[Entries with figure data]
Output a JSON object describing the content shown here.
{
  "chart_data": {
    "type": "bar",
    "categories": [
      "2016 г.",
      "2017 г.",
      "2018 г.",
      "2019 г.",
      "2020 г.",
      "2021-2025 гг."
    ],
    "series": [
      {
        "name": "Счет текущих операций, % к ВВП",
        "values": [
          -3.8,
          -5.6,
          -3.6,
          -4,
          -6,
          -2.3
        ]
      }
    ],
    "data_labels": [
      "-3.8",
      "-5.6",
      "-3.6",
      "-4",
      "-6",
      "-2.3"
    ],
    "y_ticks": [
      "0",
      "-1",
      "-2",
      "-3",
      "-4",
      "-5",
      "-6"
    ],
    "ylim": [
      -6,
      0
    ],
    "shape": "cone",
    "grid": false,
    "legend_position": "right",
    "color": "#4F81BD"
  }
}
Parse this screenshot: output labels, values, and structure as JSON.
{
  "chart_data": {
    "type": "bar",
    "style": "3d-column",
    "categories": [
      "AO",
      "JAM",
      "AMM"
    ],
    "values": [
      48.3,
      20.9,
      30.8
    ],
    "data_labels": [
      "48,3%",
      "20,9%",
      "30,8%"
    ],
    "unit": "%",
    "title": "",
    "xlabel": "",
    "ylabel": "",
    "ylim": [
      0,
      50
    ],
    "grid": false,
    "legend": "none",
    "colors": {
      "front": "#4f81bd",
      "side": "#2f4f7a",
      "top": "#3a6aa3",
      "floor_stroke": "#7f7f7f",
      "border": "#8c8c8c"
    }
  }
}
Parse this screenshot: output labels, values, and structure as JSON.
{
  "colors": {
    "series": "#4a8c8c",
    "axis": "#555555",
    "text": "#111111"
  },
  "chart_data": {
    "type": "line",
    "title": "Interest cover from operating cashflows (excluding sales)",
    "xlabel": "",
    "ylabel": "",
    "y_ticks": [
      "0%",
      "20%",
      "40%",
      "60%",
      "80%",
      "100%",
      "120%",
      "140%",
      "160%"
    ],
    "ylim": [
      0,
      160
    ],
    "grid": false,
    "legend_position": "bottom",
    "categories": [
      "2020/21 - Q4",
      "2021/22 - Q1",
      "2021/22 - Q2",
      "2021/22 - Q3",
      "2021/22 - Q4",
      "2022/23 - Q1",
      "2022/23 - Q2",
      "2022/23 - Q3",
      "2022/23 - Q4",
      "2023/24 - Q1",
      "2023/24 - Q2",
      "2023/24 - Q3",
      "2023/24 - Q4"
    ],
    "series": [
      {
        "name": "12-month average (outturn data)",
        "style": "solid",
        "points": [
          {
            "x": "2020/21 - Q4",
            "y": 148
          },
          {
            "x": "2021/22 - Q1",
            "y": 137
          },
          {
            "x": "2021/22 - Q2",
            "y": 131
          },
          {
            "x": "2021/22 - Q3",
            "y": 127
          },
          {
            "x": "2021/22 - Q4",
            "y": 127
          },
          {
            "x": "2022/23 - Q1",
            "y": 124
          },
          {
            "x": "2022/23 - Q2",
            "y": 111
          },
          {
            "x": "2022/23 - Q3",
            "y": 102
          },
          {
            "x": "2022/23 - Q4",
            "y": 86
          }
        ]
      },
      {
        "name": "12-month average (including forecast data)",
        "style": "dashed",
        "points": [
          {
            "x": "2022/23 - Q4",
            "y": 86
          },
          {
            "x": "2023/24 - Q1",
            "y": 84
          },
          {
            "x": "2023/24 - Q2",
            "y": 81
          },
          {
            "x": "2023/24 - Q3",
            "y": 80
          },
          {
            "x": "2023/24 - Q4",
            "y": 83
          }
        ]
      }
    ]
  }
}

- [The task]:
Output each record precisely as given.

- [Written answer]:
Output a JSON object describing the content shown here.
{
  "chart_data": {
    "type": "bar",
    "categories": [
      "2016 г.",
      "2017 г.",
      "2018 г.",
      "2019 г.",
      "2020 г.",
      "2021-2025 гг."
    ],
    "series": [
      {
        "name": "Счет текущих операций, % к ВВП",
        "values": [
          -3.8,
          -5.6,
          -3.6,
          -4,
          -6,
          -2.3
        ]
      }
    ],
    "data_labels": [
      "-3.8",
      "-5.6",
      "-3.6",
      "-4",
      "-6",
      "-2.3"
    ],
    "y_ticks": [
      "0",
      "-1",
      "-2",
      "-3",
      "-4",
      "-5",
      "-6"
    ],
    "ylim": [
      -6,
      0
    ],
    "shape": "cone",
    "grid": false,
    "legend_position": "right",
    "color": "#4F81BD"
  }
}
Parse this screenshot: output labels, values, and structure as JSON.
{
  "chart_data": {
    "type": "bar",
    "style": "3d-column",
    "categories": [
      "AO",
      "JAM",
      "AMM"
    ],
    "values": [
      48.3,
      20.9,
      30.8
    ],
    "data_labels": [
      "48,3%",
      "20,9%",
      "30,8%"
    ],
    "unit": "%",
    "title": "",
    "xlabel": "",
    "ylabel": "",
    "ylim": [
      0,
      50
    ],
    "grid": false,
    "legend": "none",
    "colors": {
      "front": "#4f81bd",
      "side": "#2f4f7a",
      "top": "#3a6aa3",
      "floor_stroke": "#7f7f7f",
      "border": "#8c8c8c"
    }
  }
}
Parse this screenshot: output labels, values, and structure as JSON.
{
  "colors": {
    "series": "#4a8c8c",
    "axis": "#555555",
    "text": "#111111"
  },
  "chart_data": {
    "type": "line",
    "title": "Interest cover from operating cashflows (excluding sales)",
    "xlabel": "",
    "ylabel": "",
    "y_ticks": [
      "0%",
      "20%",
      "40%",
      "60%",
      "80%",
      "100%",
      "120%",
      "140%",
      "160%"
    ],
    "ylim": [
      0,
      160
    ],
    "grid": false,
    "legend_position": "bottom",
    "categories": [
      "2020/21 - Q4",
      "2021/22 - Q1",
      "2021/22 - Q2",
      "2021/22 - Q3",
      "2021/22 - Q4",
      "2022/23 - Q1",
      "2022/23 - Q2",
      "2022/23 - Q3",
      "2022/23 - Q4",
      "2023/24 - Q1",
      "2023/24 - Q2",
      "2023/24 - Q3",
      "2023/24 - Q4"
    ],
    "series": [
      {
        "name": "12-month average (outturn data)",
        "style": "solid",
        "points": [
          {
            "x": "2020/21 - Q4",
            "y": 148
          },
          {
            "x": "2021/22 - Q1",
            "y": 137
          },
          {
            "x": "2021/22 - Q2",
            "y": 131
          },
          {
            "x": "2021/22 - Q3",
            "y": 127
          },
          {
            "x": "2021/22 - Q4",
            "y": 127
          },
          {
            "x": "2022/23 - Q1",
            "y": 124
          },
          {
            "x": "2022/23 - Q2",
            "y": 111
          },
          {
            "x": "2022/23 - Q3",
            "y": 102
          },
          {
            "x": "2022/23 - Q4",
            "y": 86
          }
        ]
      },
      {
        "name": "12-month average (including forecast data)",
        "style": "dashed",
        "points": [
          {
            "x": "2022/23 - Q4",
            "y": 86
          },
          {
            "x": "2023/24 - Q1",
            "y": 84
          },
          {
            "x": "2023/24 - Q2",
            "y": 81
          },
          {
            "x": "2023/24 - Q3",
            "y": 80
          },
          {
            "x": "2023/24 - Q4",
            "y": 83
          }
        ]
      }
    ]
  }
}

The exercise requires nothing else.